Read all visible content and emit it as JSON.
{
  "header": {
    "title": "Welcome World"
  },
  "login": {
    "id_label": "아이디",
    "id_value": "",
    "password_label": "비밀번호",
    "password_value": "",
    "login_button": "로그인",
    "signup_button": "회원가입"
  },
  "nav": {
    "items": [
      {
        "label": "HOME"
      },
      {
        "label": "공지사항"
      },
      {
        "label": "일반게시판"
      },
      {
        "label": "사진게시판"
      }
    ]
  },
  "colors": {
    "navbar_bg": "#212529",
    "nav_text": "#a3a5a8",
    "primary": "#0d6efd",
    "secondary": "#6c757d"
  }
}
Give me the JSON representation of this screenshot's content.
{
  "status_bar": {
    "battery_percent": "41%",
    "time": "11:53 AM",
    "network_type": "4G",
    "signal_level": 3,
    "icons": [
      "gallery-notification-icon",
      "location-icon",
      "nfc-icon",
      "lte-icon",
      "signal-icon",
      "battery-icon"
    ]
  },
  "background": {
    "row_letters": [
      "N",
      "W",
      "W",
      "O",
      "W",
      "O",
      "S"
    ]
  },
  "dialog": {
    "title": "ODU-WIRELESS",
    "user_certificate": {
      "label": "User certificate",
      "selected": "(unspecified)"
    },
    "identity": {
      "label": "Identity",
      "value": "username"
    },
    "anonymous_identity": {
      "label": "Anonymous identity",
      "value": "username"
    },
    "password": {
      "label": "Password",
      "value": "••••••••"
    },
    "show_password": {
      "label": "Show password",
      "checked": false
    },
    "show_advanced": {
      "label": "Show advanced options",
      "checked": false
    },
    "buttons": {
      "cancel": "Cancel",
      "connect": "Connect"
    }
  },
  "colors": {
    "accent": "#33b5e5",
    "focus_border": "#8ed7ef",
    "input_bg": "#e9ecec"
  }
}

****************************************

From the records above, extract every line exactly as it stands.

Read all visible content and emit it as JSON.
{
  "header": {
    "title": "Welcome World"
  },
  "login": {
    "id_label": "아이디",
    "id_value": "",
    "password_label": "비밀번호",
    "password_value": "",
    "login_button": "로그인",
    "signup_button": "회원가입"
  },
  "nav": {
    "items": [
      {
        "label": "HOME"
      },
      {
        "label": "공지사항"
      },
      {
        "label": "일반게시판"
      },
      {
        "label": "사진게시판"
      }
    ]
  },
  "colors": {
    "navbar_bg": "#212529",
    "nav_text": "#a3a5a8",
    "primary": "#0d6efd",
    "secondary": "#6c757d"
  }
}
Give me the JSON representation of this screenshot's content.
{
  "status_bar": {
    "battery_percent": "41%",
    "time": "11:53 AM",
    "network_type": "4G",
    "signal_level": 3,
    "icons": [
      "gallery-notification-icon",
      "location-icon",
      "nfc-icon",
      "lte-icon",
      "signal-icon",
      "battery-icon"
    ]
  },
  "background": {
    "row_letters": [
      "N",
      "W",
      "W",
      "O",
      "W",
      "O",
      "S"
    ]
  },
  "dialog": {
    "title": "ODU-WIRELESS",
    "user_certificate": {
      "label": "User certificate",
      "selected": "(unspecified)"
    },
    "identity": {
      "label": "Identity",
      "value": "username"
    },
    "anonymous_identity": {
      "label": "Anonymous identity",
      "value": "username"
    },
    "password": {
      "label": "Password",
      "value": "••••••••"
    },
    "show_password": {
      "label": "Show password",
      "checked": false
    },
    "show_advanced": {
      "label": "Show advanced options",
      "checked": false
    },
    "buttons": {
      "cancel": "Cancel",
      "connect": "Connect"
    }
  },
  "colors": {
    "accent": "#33b5e5",
    "focus_border": "#8ed7ef",
    "input_bg": "#e9ecec"
  }
}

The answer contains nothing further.